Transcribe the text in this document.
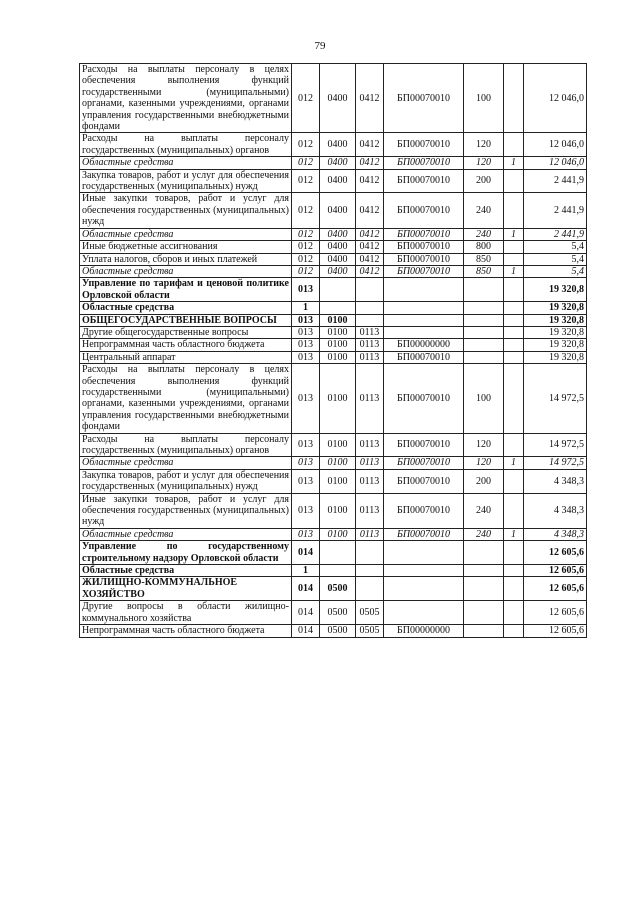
79
Расходы на выплаты персоналу в целях обеспечения выполнения функций государственными (муниципальными) органами, казенными учреждениями, органами управления государственными внебюджетными фондами	012	0400	0412	БП00070010	100		12 046,0
Расходы на выплаты персоналу государственных (муниципальных) органов	012	0400	0412	БП00070010	120		12 046,0
Областные средства	012	0400	0412	БП00070010	120	1	12 046,0
Закупка товаров, работ и услуг для обеспечения государственных (муниципальных) нужд	012	0400	0412	БП00070010	200		2 441,9
Иные закупки товаров, работ и услуг для обеспечения государственных (муниципальных) нужд	012	0400	0412	БП00070010	240		2 441,9
Областные средства	012	0400	0412	БП00070010	240	1	2 441,9
Иные бюджетные ассигнования	012	0400	0412	БП00070010	800		5,4
Уплата налогов, сборов и иных платежей	012	0400	0412	БП00070010	850		5,4
Областные средства	012	0400	0412	БП00070010	850	1	5,4
Управление по тарифам и ценовой политике Орловской области	013						19 320,8
Областные средства	1						19 320,8
ОБЩЕГОСУДАРСТВЕННЫЕ ВОПРОСЫ	013	0100					19 320,8
Другие общегосударственные вопросы	013	0100	0113				19 320,8
Непрограммная часть областного бюджета	013	0100	0113	БП00000000			19 320,8
Центральный аппарат	013	0100	0113	БП00070010			19 320,8
Расходы на выплаты персоналу в целях обеспечения выполнения функций государственными (муниципальными) органами, казенными учреждениями, органами управления государственными внебюджетными фондами	013	0100	0113	БП00070010	100		14 972,5
Расходы на выплаты персоналу государственных (муниципальных) органов	013	0100	0113	БП00070010	120		14 972,5
Областные средства	013	0100	0113	БП00070010	120	1	14 972,5
Закупка товаров, работ и услуг для обеспечения государственных (муниципальных) нужд	013	0100	0113	БП00070010	200		4 348,3
Иные закупки товаров, работ и услуг для обеспечения государственных (муниципальных) нужд	013	0100	0113	БП00070010	240		4 348,3
Областные средства	013	0100	0113	БП00070010	240	1	4 348,3
Управление по государственному строительному надзору Орловской области	014						12 605,6
Областные средства	1						12 605,6
ЖИЛИЩНО-КОММУНАЛЬНОЕ ХОЗЯЙСТВО	014	0500					12 605,6
Другие вопросы в области жилищно-коммунального хозяйства	014	0500	0505				12 605,6
Непрограммная часть областного бюджета	014	0500	0505	БП00000000			12 605,6
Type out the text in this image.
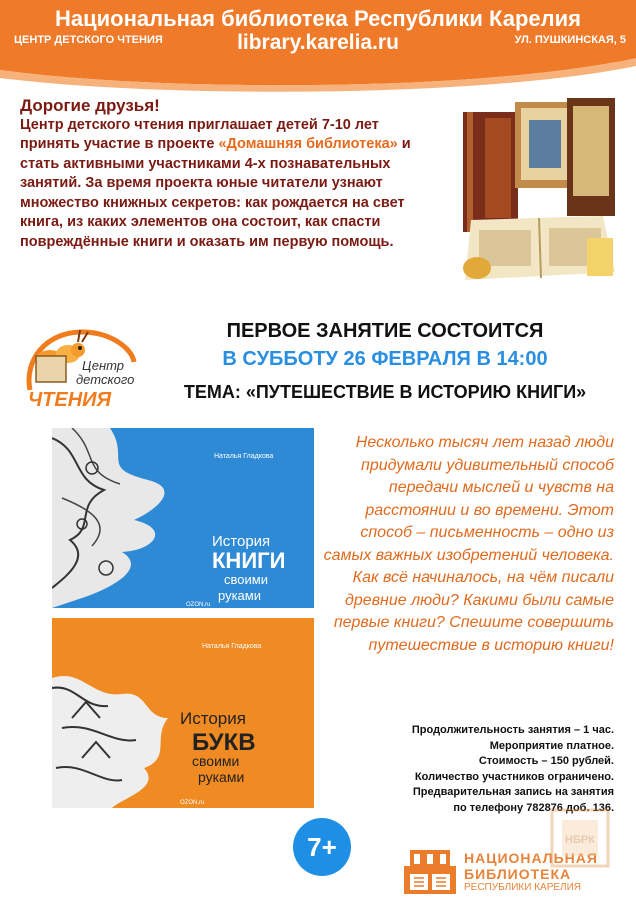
Национальная библиотека Республики Карелия
ЦЕНТР ДЕТСКОГО ЧТЕНИЯ	library.karelia.ru	УЛ. ПУШКИНСКАЯ, 5
Дорогие друзья!
Центр детского чтения приглашает детей 7-10 лет принять участие в проекте «Домашняя библиотека» и стать активными участниками 4-х познавательных занятий. За время проекта юные читатели узнают множество книжных секретов: как рождается на свет книга, из каких элементов она состоит, как спасти повреждённые книги и оказать им первую помощь.
Центр
детского
ЧТЕНИЯ
ПЕРВОЕ ЗАНЯТИЕ СОСТОИТСЯ
В СУББОТУ 26 ФЕВРАЛЯ В 14:00
ТЕМА: «ПУТЕШЕСТВИЕ В ИСТОРИЮ КНИГИ»
Наталья Гладкова
История
КНИГИ
своими
руками
OZON.ru
Наталья Гладкова
История
БУКВ
своими
руками
OZON.ru
Несколько тысяч лет назад люди придумали удивительный способ передачи мыслей и чувств на расстоянии и во времени. Этот способ – письменность – одно из самых важных изобретений человека. Как всё начиналось, на чём писали древние люди? Какими были самые первые книги? Спешите совершить путешествие в историю книги!
Продолжительность занятия – 1 час.
Мероприятие платное.
Стоимость – 150 рублей.
Количество участников ограничено.
Предварительная запись на занятия
по телефону 782876 доб. 136.
7+	НАЦИОНАЛЬНАЯ
БИБЛИОТЕКА
РЕСПУБЛИКИ КАРЕЛИЯ
НБРК
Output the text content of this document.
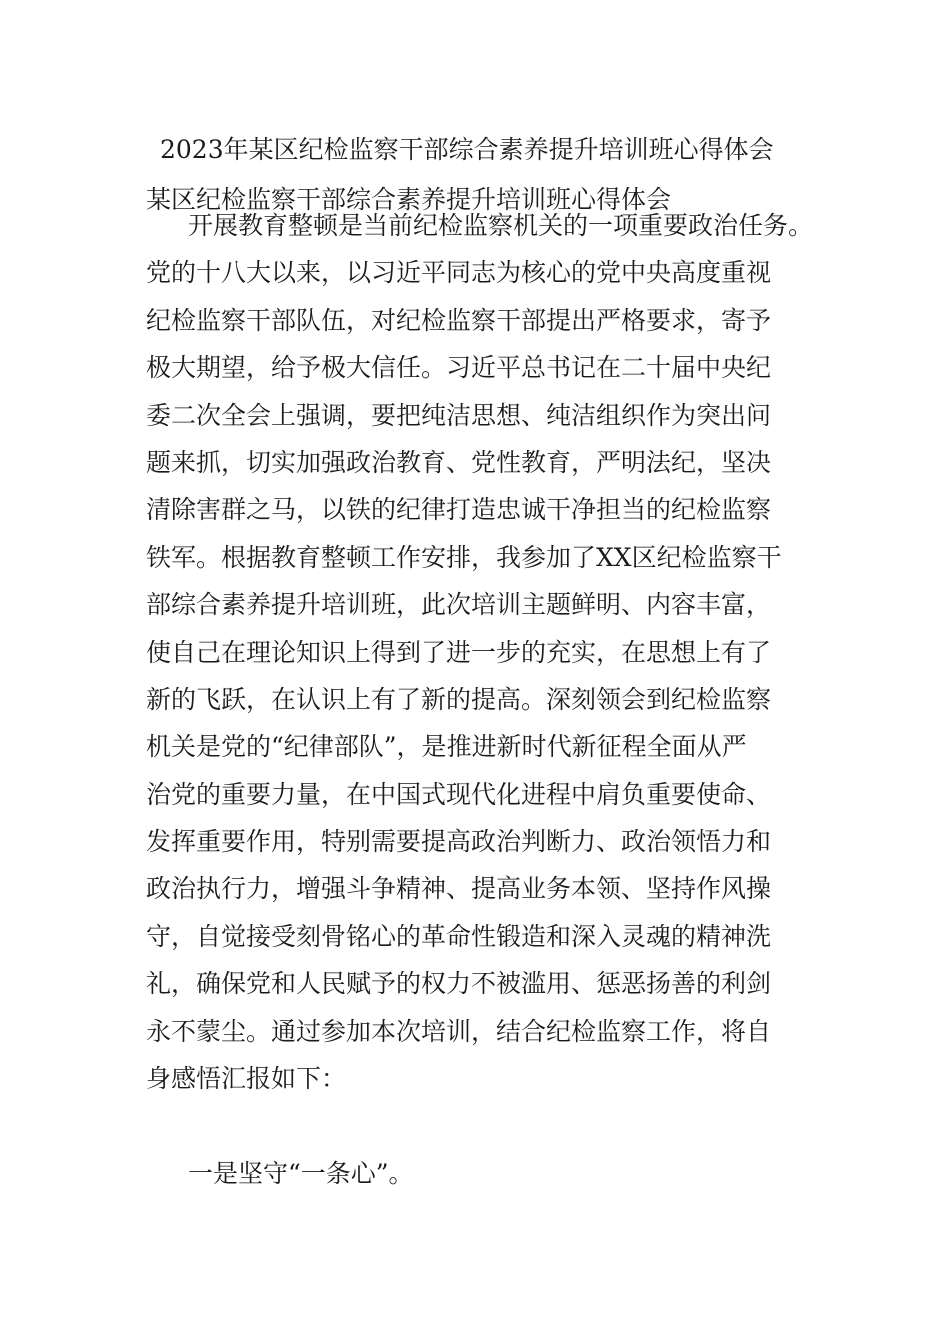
2023年某区纪检监察干部综合素养提升培训班心得体会
某区纪检监察干部综合素养提升培训班心得体会
开展教育整顿是当前纪检监察机关的一项重要政治任务。
党的十八大以来，以习近平同志为核心的党中央高度重视
纪检监察干部队伍，对纪检监察干部提出严格要求，寄予
极大期望，给予极大信任。习近平总书记在二十届中央纪
委二次全会上强调，要把纯洁思想、纯洁组织作为突出问
题来抓，切实加强政治教育、党性教育，严明法纪，坚决
清除害群之马，以铁的纪律打造忠诚干净担当的纪检监察
铁军。根据教育整顿工作安排，我参加了XX区纪检监察干
部综合素养提升培训班，此次培训主题鲜明、内容丰富，
使自己在理论知识上得到了进一步的充实，在思想上有了
新的飞跃，在认识上有了新的提高。深刻领会到纪检监察
机关是党的“纪律部队”，是推进新时代新征程全面从严
治党的重要力量，在中国式现代化进程中肩负重要使命、
发挥重要作用，特别需要提高政治判断力、政治领悟力和
政治执行力，增强斗争精神、提高业务本领、坚持作风操
守，自觉接受刻骨铭心的革命性锻造和深入灵魂的精神洗
礼，确保党和人民赋予的权力不被滥用、惩恶扬善的利剑
永不蒙尘。通过参加本次培训，结合纪检监察工作，将自
身感悟汇报如下：
一是坚守“一条心”。
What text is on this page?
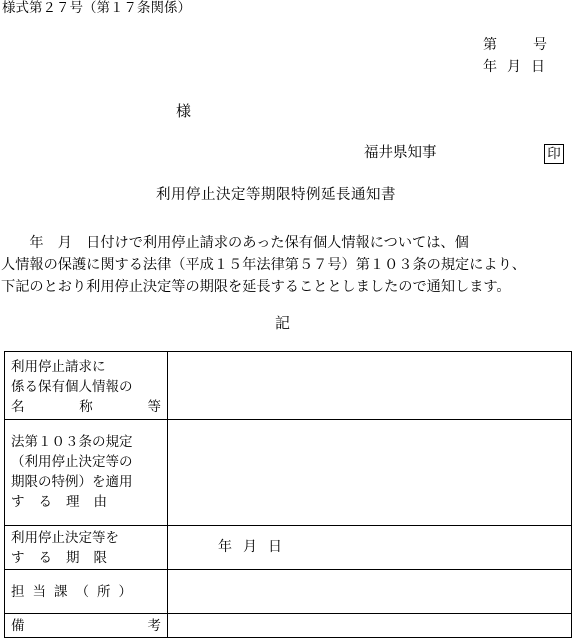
様式第２７号（第１７条関係）
第	号
年 月 日
様
福井県知事	印
利用停止決定等期限特例延長通知書
　　年　月　日付けで利用停止請求のあった保有個人情報については、個
人情報の保護に関する法律（平成１５年法律第５７号）第１０３条の規定により、
下記のとおり利用停止決定等の期限を延長することとしましたので通知します。
記
利用停止請求に
係る保有個人情報の
名 称 等	

法第１０３条の規定
（利用停止決定等の
期限の特例）を適用
する理由	

利用停止決定等を
する期限	年 月 日

担当課（所）	

備 考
* * *
## WORK TO BE COMPLETED
Write out the data precisely as given, excluding the pictures.

## RESULT FOR THIS TASK
Transcribe the text in this document.
79
Расходы на выплаты персоналу в целях обеспечения выполнения функций государственными (муниципальными) органами, казенными учреждениями, органами управления государственными внебюджетными фондами	012	0400	0412	БП00070010	100		12 046,0
Расходы на выплаты персоналу государственных (муниципальных) органов	012	0400	0412	БП00070010	120		12 046,0
Областные средства	012	0400	0412	БП00070010	120	1	12 046,0
Закупка товаров, работ и услуг для обеспечения государственных (муниципальных) нужд	012	0400	0412	БП00070010	200		2 441,9
Иные закупки товаров, работ и услуг для обеспечения государственных (муниципальных) нужд	012	0400	0412	БП00070010	240		2 441,9
Областные средства	012	0400	0412	БП00070010	240	1	2 441,9
Иные бюджетные ассигнования	012	0400	0412	БП00070010	800		5,4
Уплата налогов, сборов и иных платежей	012	0400	0412	БП00070010	850		5,4
Областные средства	012	0400	0412	БП00070010	850	1	5,4
Управление по тарифам и ценовой политике Орловской области	013						19 320,8
Областные средства	1						19 320,8
ОБЩЕГОСУДАРСТВЕННЫЕ ВОПРОСЫ	013	0100					19 320,8
Другие общегосударственные вопросы	013	0100	0113				19 320,8
Непрограммная часть областного бюджета	013	0100	0113	БП00000000			19 320,8
Центральный аппарат	013	0100	0113	БП00070010			19 320,8
Расходы на выплаты персоналу в целях обеспечения выполнения функций государственными (муниципальными) органами, казенными учреждениями, органами управления государственными внебюджетными фондами	013	0100	0113	БП00070010	100		14 972,5
Расходы на выплаты персоналу государственных (муниципальных) органов	013	0100	0113	БП00070010	120		14 972,5
Областные средства	013	0100	0113	БП00070010	120	1	14 972,5
Закупка товаров, работ и услуг для обеспечения государственных (муниципальных) нужд	013	0100	0113	БП00070010	200		4 348,3
Иные закупки товаров, работ и услуг для обеспечения государственных (муниципальных) нужд	013	0100	0113	БП00070010	240		4 348,3
Областные средства	013	0100	0113	БП00070010	240	1	4 348,3
Управление по государственному строительному надзору Орловской области	014						12 605,6
Областные средства	1						12 605,6
ЖИЛИЩНО-КОММУНАЛЬНОЕ ХОЗЯЙСТВО	014	0500					12 605,6
Другие вопросы в области жилищно-коммунального хозяйства	014	0500	0505				12 605,6
Непрограммная часть областного бюджета	014	0500	0505	БП00000000			12 605,6
Type out the text in this image.
Национальная библиотека Республики Карелия
ЦЕНТР ДЕТСКОГО ЧТЕНИЯ	library.karelia.ru	УЛ. ПУШКИНСКАЯ, 5
Дорогие друзья!
Центр детского чтения приглашает детей 7-10 лет принять участие в проекте «Домашняя библиотека» и стать активными участниками 4-х познавательных занятий. За время проекта юные читатели узнают множество книжных секретов: как рождается на свет книга, из каких элементов она состоит, как спасти повреждённые книги и оказать им первую помощь.
Центр
детского
ЧТЕНИЯ
ПЕРВОЕ ЗАНЯТИЕ СОСТОИТСЯ
В СУББОТУ 26 ФЕВРАЛЯ В 14:00
ТЕМА: «ПУТЕШЕСТВИЕ В ИСТОРИЮ КНИГИ»
Наталья Гладкова
История
КНИГИ
своими
руками
OZON.ru
Наталья Гладкова
История
БУКВ
своими
руками
OZON.ru
Несколько тысяч лет назад люди придумали удивительный способ передачи мыслей и чувств на расстоянии и во времени. Этот способ – письменность – одно из самых важных изобретений человека. Как всё начиналось, на чём писали древние люди? Какими были самые первые книги? Спешите совершить путешествие в историю книги!
Продолжительность занятия – 1 час.
Мероприятие платное.
Стоимость – 150 рублей.
Количество участников ограничено.
Предварительная запись на занятия
по телефону 782876 доб. 136.
7+	НАЦИОНАЛЬНАЯ
БИБЛИОТЕКА
РЕСПУБЛИКИ КАРЕЛИЯ
НБРК
Output the text content of this document.
2023年某区纪检监察干部综合素养提升培训班心得体会
某区纪检监察干部综合素养提升培训班心得体会
开展教育整顿是当前纪检监察机关的一项重要政治任务。
党的十八大以来，以习近平同志为核心的党中央高度重视
纪检监察干部队伍，对纪检监察干部提出严格要求，寄予
极大期望，给予极大信任。习近平总书记在二十届中央纪
委二次全会上强调，要把纯洁思想、纯洁组织作为突出问
题来抓，切实加强政治教育、党性教育，严明法纪，坚决
清除害群之马，以铁的纪律打造忠诚干净担当的纪检监察
铁军。根据教育整顿工作安排，我参加了XX区纪检监察干
部综合素养提升培训班，此次培训主题鲜明、内容丰富，
使自己在理论知识上得到了进一步的充实，在思想上有了
新的飞跃，在认识上有了新的提高。深刻领会到纪检监察
机关是党的“纪律部队”，是推进新时代新征程全面从严
治党的重要力量，在中国式现代化进程中肩负重要使命、
发挥重要作用，特别需要提高政治判断力、政治领悟力和
政治执行力，增强斗争精神、提高业务本领、坚持作风操
守，自觉接受刻骨铭心的革命性锻造和深入灵魂的精神洗
礼，确保党和人民赋予的权力不被滥用、惩恶扬善的利剑
永不蒙尘。通过参加本次培训，结合纪检监察工作，将自
身感悟汇报如下：
一是坚守“一条心”。
What text is on this page?
様式第２７号（第１７条関係）
第	号
年 月 日
様
福井県知事	印
利用停止決定等期限特例延長通知書
　　年　月　日付けで利用停止請求のあった保有個人情報については、個
人情報の保護に関する法律（平成１５年法律第５７号）第１０３条の規定により、
下記のとおり利用停止決定等の期限を延長することとしましたので通知します。
記
利用停止請求に
係る保有個人情報の
名 称 等	

法第１０３条の規定
（利用停止決定等の
期限の特例）を適用
する理由	

利用停止決定等を
する期限	年 月 日

担当課（所）	

備 考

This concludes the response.